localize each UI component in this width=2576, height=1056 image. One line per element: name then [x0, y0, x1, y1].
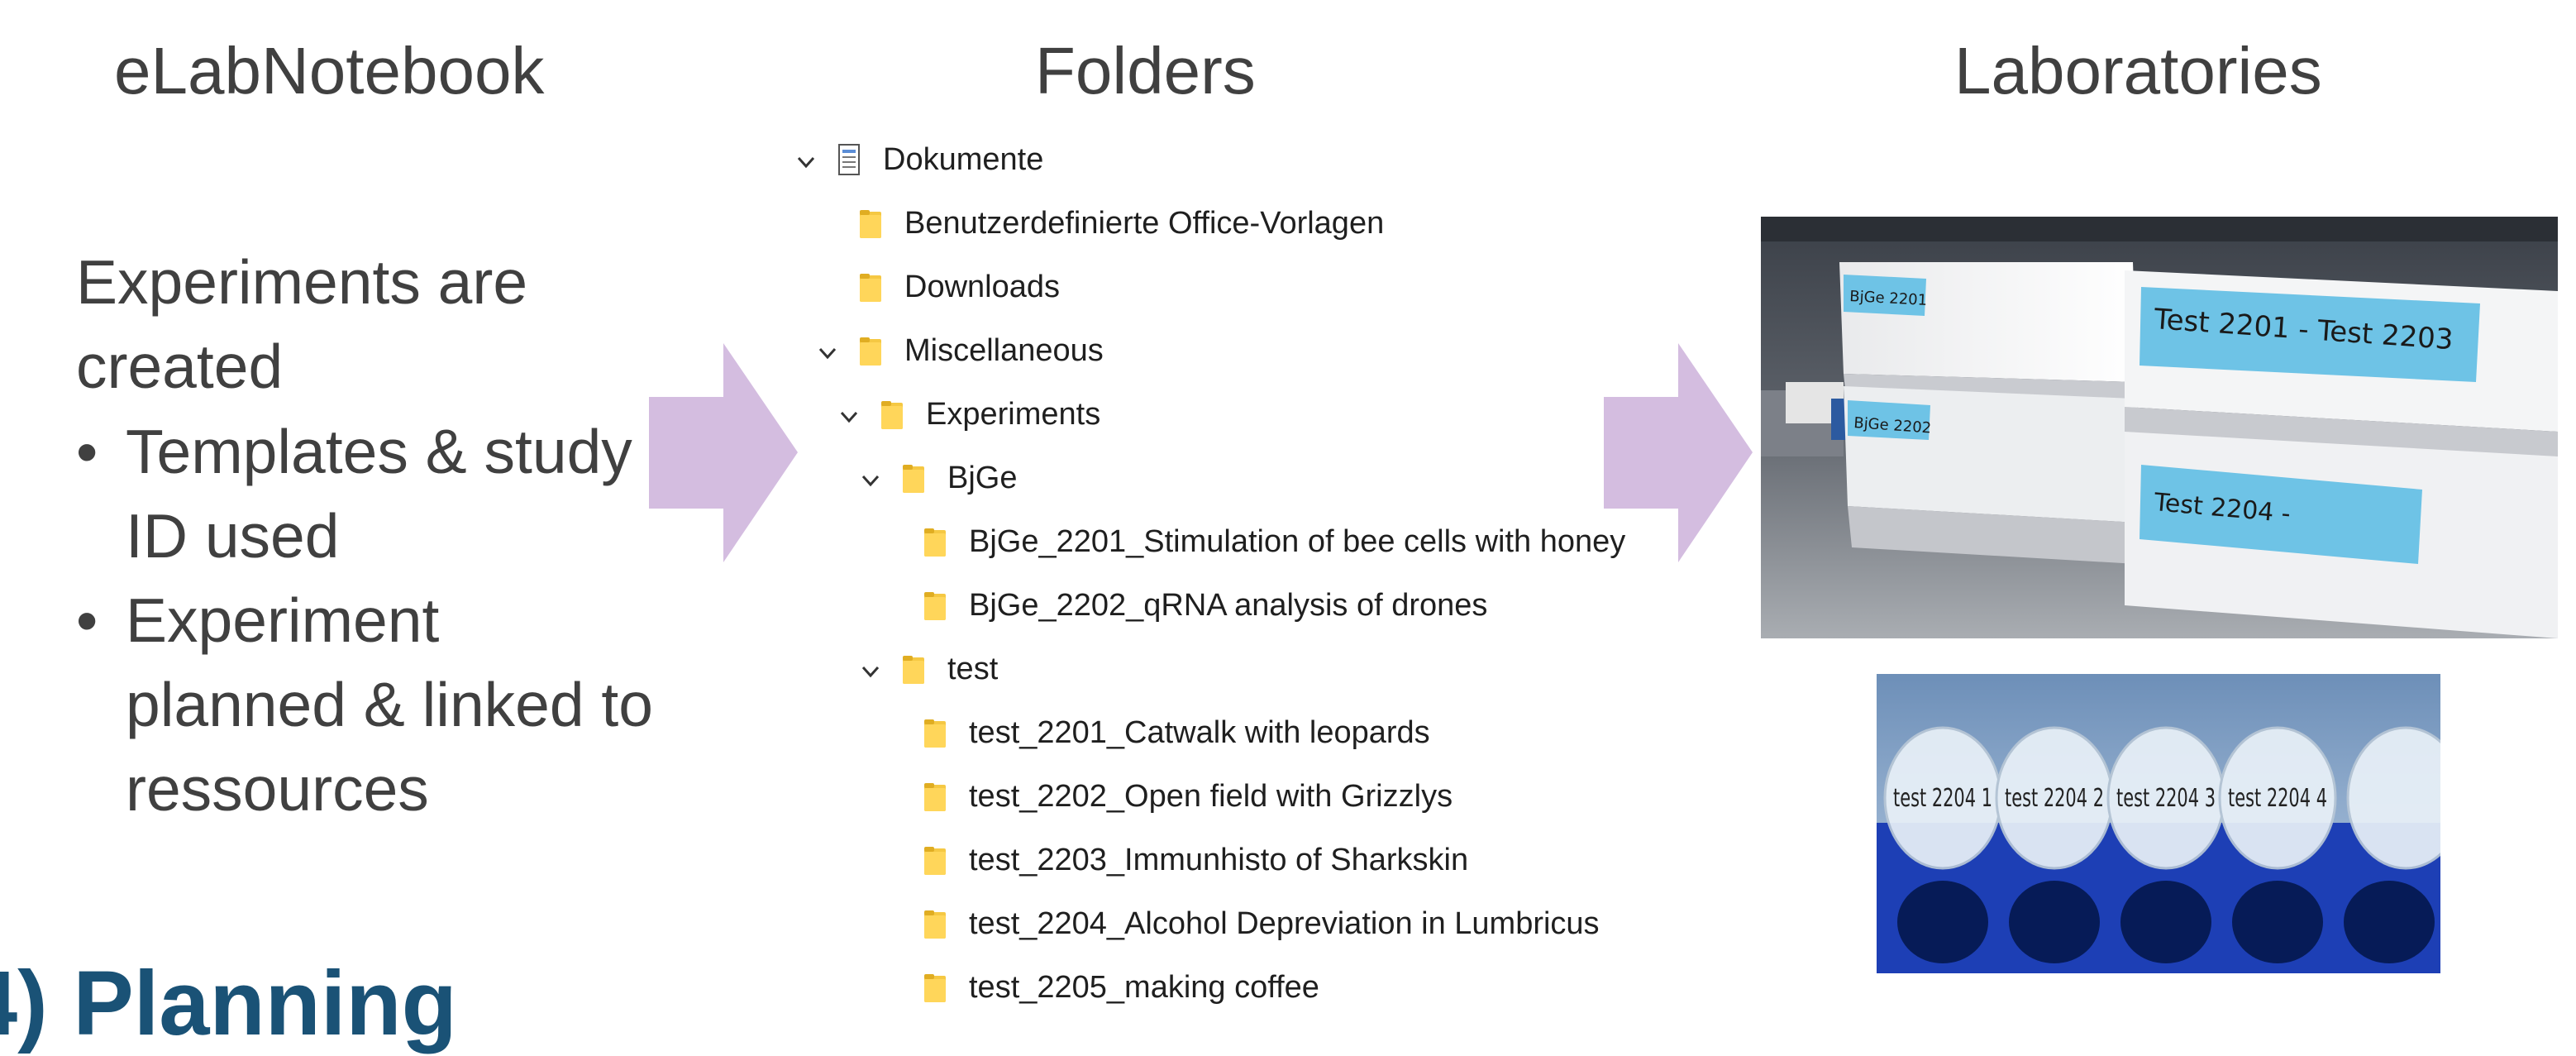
tree-node-label: Benutzerdefinierte Office-Vorlagen: [904, 205, 1385, 241]
chevron-down-icon[interactable]: [837, 402, 861, 427]
folder-icon: [923, 907, 947, 940]
tree-node-label: test_2204_Alcohol Depreviation in Lumbri…: [969, 905, 1600, 941]
bullet-text: Experiment planned & linked to ressource…: [126, 585, 653, 824]
chevron-down-icon[interactable]: [815, 338, 840, 363]
tree-node[interactable]: test_2205_making coffee: [880, 958, 1319, 1016]
tree-node[interactable]: test_2202_Open field with Grizzlys: [880, 767, 1453, 825]
tree-node[interactable]: Benutzerdefinierte Office-Vorlagen: [815, 194, 1384, 252]
tree-node-label: test_2202_Open field with Grizzlys: [969, 778, 1453, 814]
tree-node[interactable]: test_2201_Catwalk with leopards: [880, 704, 1430, 762]
tree-node-label: Dokumente: [883, 141, 1044, 177]
tube-text: test 2204 4: [2228, 784, 2327, 813]
tape-label: Test 2201 - Test 2203: [2140, 287, 2480, 382]
folder-icon: [923, 843, 947, 877]
lab-tubes-photo: test 2204 1 test 2204 2 test 2204 3 test…: [1877, 674, 2440, 973]
bullet-list: • Templates & study ID used • Experiment p…: [76, 409, 655, 831]
tree-node[interactable]: Miscellaneous: [815, 322, 1104, 380]
document-library-icon: [837, 143, 861, 176]
tree-node[interactable]: BjGe_2201_Stimulation of bee cells with …: [880, 513, 1625, 571]
folder-icon: [923, 971, 947, 1004]
tree-node[interactable]: test_2203_Immunhisto of Sharkskin: [880, 831, 1468, 889]
lab-boxes-photo: BjGe 2201 BjGe 2202 Test 2201 - Test 220…: [1761, 217, 2558, 638]
bullet-text: Templates & study ID used: [126, 417, 632, 571]
section-title: 4) Planning: [0, 953, 457, 1054]
heading-laboratories: Laboratories: [1954, 34, 2322, 108]
tree-node-label: BjGe_2201_Stimulation of bee cells with …: [969, 523, 1626, 559]
tree-node-label: BjGe: [947, 460, 1018, 495]
tree-node[interactable]: Experiments: [837, 385, 1100, 443]
right-arrow-icon: [649, 343, 798, 562]
tree-node-label: Miscellaneous: [904, 332, 1104, 368]
folder-icon: [923, 780, 947, 813]
tube-text: test 2204 1: [1893, 784, 1992, 813]
folder-icon: [901, 652, 926, 686]
tree-node-label: test: [947, 651, 999, 686]
tree-node[interactable]: BjGe_2202_qRNA analysis of drones: [880, 576, 1487, 634]
chevron-down-icon[interactable]: [794, 147, 818, 172]
tape-label: BjGe 2201: [1844, 275, 1928, 316]
bullet-item: • Experiment planned & linked to ressourc…: [76, 578, 655, 831]
folder-icon: [901, 461, 926, 495]
folder-icon: [858, 207, 883, 240]
folder-icon: [923, 525, 947, 558]
tree-node-label: test_2203_Immunhisto of Sharkskin: [969, 842, 1469, 877]
tree-node[interactable]: Downloads: [815, 258, 1060, 316]
folder-icon: [923, 589, 947, 622]
heading-elabnotebook: eLabNotebook: [114, 34, 545, 108]
tree-node-label: BjGe_2202_qRNA analysis of drones: [969, 587, 1488, 623]
tube-text: test 2204 3: [2116, 784, 2216, 813]
bullet-dot: •: [76, 417, 98, 486]
bullet-item: • Templates & study ID used: [76, 409, 655, 578]
folder-icon: [858, 270, 883, 303]
right-arrow-icon: [1604, 343, 1753, 562]
intro-text: Experiments are created: [76, 247, 528, 401]
tree-node-label: Experiments: [926, 396, 1101, 432]
chevron-down-icon[interactable]: [858, 466, 883, 490]
tape-label: BjGe 2202: [1848, 400, 1932, 440]
tree-node[interactable]: BjGe: [858, 449, 1017, 507]
tree-node[interactable]: test: [858, 640, 998, 698]
folder-icon: [858, 334, 883, 367]
tree-node-label: test_2205_making coffee: [969, 969, 1319, 1005]
folder-icon: [923, 716, 947, 749]
tube-text: test 2204 2: [2005, 784, 2104, 813]
bullet-dot: •: [76, 585, 98, 655]
tree-node-label: test_2201_Catwalk with leopards: [969, 714, 1430, 750]
tree-node-label: Downloads: [904, 269, 1060, 304]
heading-folders: Folders: [1035, 34, 1256, 108]
tree-node[interactable]: test_2204_Alcohol Depreviation in Lumbri…: [880, 895, 1600, 953]
folder-icon: [880, 398, 904, 431]
tree-node[interactable]: Dokumente: [794, 131, 1043, 189]
chevron-down-icon[interactable]: [858, 657, 883, 681]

**Task description:** Using the data above, show each line where "Sharkskin" occurs.

**Response area:**
tree-node[interactable]: test_2203_Immunhisto of Sharkskin: [880, 831, 1468, 889]
tree-node-label: test_2203_Immunhisto of Sharkskin: [969, 842, 1469, 877]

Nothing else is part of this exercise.